(Collection entries)
########################################

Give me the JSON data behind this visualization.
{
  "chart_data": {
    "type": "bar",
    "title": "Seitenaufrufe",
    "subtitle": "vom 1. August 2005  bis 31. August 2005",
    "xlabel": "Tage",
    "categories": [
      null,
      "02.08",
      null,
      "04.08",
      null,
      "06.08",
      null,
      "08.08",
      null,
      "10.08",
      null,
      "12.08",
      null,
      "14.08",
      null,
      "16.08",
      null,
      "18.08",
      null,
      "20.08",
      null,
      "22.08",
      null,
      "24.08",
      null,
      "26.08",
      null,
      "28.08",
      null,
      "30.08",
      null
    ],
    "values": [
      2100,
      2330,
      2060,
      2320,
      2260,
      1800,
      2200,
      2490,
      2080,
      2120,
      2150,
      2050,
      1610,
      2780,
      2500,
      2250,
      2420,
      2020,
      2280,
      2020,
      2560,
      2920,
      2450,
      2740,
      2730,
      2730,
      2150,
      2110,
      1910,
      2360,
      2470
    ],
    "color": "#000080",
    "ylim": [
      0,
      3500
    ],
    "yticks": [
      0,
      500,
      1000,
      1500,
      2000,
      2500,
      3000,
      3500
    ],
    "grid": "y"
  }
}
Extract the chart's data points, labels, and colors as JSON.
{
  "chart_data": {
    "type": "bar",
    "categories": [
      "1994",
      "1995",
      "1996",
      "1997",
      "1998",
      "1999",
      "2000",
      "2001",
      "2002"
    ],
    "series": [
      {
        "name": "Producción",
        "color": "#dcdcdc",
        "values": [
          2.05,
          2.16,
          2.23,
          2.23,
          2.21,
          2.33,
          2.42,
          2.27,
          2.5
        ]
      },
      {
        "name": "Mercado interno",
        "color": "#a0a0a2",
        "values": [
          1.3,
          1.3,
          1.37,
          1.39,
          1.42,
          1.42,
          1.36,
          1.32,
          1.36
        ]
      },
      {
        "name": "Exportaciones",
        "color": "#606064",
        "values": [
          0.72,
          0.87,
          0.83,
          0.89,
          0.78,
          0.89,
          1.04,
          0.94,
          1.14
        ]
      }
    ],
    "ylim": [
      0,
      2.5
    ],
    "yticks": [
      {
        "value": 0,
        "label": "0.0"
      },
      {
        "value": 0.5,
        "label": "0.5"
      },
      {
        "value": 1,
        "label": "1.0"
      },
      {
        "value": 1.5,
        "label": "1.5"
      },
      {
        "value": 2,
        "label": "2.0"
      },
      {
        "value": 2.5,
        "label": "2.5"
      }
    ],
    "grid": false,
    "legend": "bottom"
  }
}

########################################

-- Given request --
Each record must be returned exactly as it is written.

-- Exercise result --
Give me the JSON data behind this visualization.
{
  "chart_data": {
    "type": "bar",
    "title": "Seitenaufrufe",
    "subtitle": "vom 1. August 2005  bis 31. August 2005",
    "xlabel": "Tage",
    "categories": [
      null,
      "02.08",
      null,
      "04.08",
      null,
      "06.08",
      null,
      "08.08",
      null,
      "10.08",
      null,
      "12.08",
      null,
      "14.08",
      null,
      "16.08",
      null,
      "18.08",
      null,
      "20.08",
      null,
      "22.08",
      null,
      "24.08",
      null,
      "26.08",
      null,
      "28.08",
      null,
      "30.08",
      null
    ],
    "values": [
      2100,
      2330,
      2060,
      2320,
      2260,
      1800,
      2200,
      2490,
      2080,
      2120,
      2150,
      2050,
      1610,
      2780,
      2500,
      2250,
      2420,
      2020,
      2280,
      2020,
      2560,
      2920,
      2450,
      2740,
      2730,
      2730,
      2150,
      2110,
      1910,
      2360,
      2470
    ],
    "color": "#000080",
    "ylim": [
      0,
      3500
    ],
    "yticks": [
      0,
      500,
      1000,
      1500,
      2000,
      2500,
      3000,
      3500
    ],
    "grid": "y"
  }
}
Extract the chart's data points, labels, and colors as JSON.
{
  "chart_data": {
    "type": "bar",
    "categories": [
      "1994",
      "1995",
      "1996",
      "1997",
      "1998",
      "1999",
      "2000",
      "2001",
      "2002"
    ],
    "series": [
      {
        "name": "Producción",
        "color": "#dcdcdc",
        "values": [
          2.05,
          2.16,
          2.23,
          2.23,
          2.21,
          2.33,
          2.42,
          2.27,
          2.5
        ]
      },
      {
        "name": "Mercado interno",
        "color": "#a0a0a2",
        "values": [
          1.3,
          1.3,
          1.37,
          1.39,
          1.42,
          1.42,
          1.36,
          1.32,
          1.36
        ]
      },
      {
        "name": "Exportaciones",
        "color": "#606064",
        "values": [
          0.72,
          0.87,
          0.83,
          0.89,
          0.78,
          0.89,
          1.04,
          0.94,
          1.14
        ]
      }
    ],
    "ylim": [
      0,
      2.5
    ],
    "yticks": [
      {
        "value": 0,
        "label": "0.0"
      },
      {
        "value": 0.5,
        "label": "0.5"
      },
      {
        "value": 1,
        "label": "1.0"
      },
      {
        "value": 1.5,
        "label": "1.5"
      },
      {
        "value": 2,
        "label": "2.0"
      },
      {
        "value": 2.5,
        "label": "2.5"
      }
    ],
    "grid": false,
    "legend": "bottom"
  }
}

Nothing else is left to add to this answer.